### The problem
Reproduce the listing verbatim.

### Given data
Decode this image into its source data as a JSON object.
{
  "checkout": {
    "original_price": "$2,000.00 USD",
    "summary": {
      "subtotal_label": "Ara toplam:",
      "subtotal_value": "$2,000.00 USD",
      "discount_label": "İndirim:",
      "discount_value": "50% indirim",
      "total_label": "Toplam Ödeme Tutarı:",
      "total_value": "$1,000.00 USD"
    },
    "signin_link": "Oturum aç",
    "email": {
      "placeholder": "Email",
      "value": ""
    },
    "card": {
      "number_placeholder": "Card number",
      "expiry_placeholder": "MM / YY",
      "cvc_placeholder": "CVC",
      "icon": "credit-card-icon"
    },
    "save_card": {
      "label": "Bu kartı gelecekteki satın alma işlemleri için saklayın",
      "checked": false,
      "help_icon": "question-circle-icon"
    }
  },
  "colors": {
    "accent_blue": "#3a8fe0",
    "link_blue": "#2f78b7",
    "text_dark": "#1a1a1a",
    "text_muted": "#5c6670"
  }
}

### Written response
Decode this image into its source data as a JSON object.
{
  "checkout": {
    "original_price": "$2,000.00 USD",
    "summary": {
      "subtotal_label": "Ara toplam:",
      "subtotal_value": "$2,000.00 USD",
      "discount_label": "İndirim:",
      "discount_value": "50% indirim",
      "total_label": "Toplam Ödeme Tutarı:",
      "total_value": "$1,000.00 USD"
    },
    "signin_link": "Oturum aç",
    "email": {
      "placeholder": "Email",
      "value": ""
    },
    "card": {
      "number_placeholder": "Card number",
      "expiry_placeholder": "MM / YY",
      "cvc_placeholder": "CVC",
      "icon": "credit-card-icon"
    },
    "save_card": {
      "label": "Bu kartı gelecekteki satın alma işlemleri için saklayın",
      "checked": false,
      "help_icon": "question-circle-icon"
    }
  },
  "colors": {
    "accent_blue": "#3a8fe0",
    "link_blue": "#2f78b7",
    "text_dark": "#1a1a1a",
    "text_muted": "#5c6670"
  }
}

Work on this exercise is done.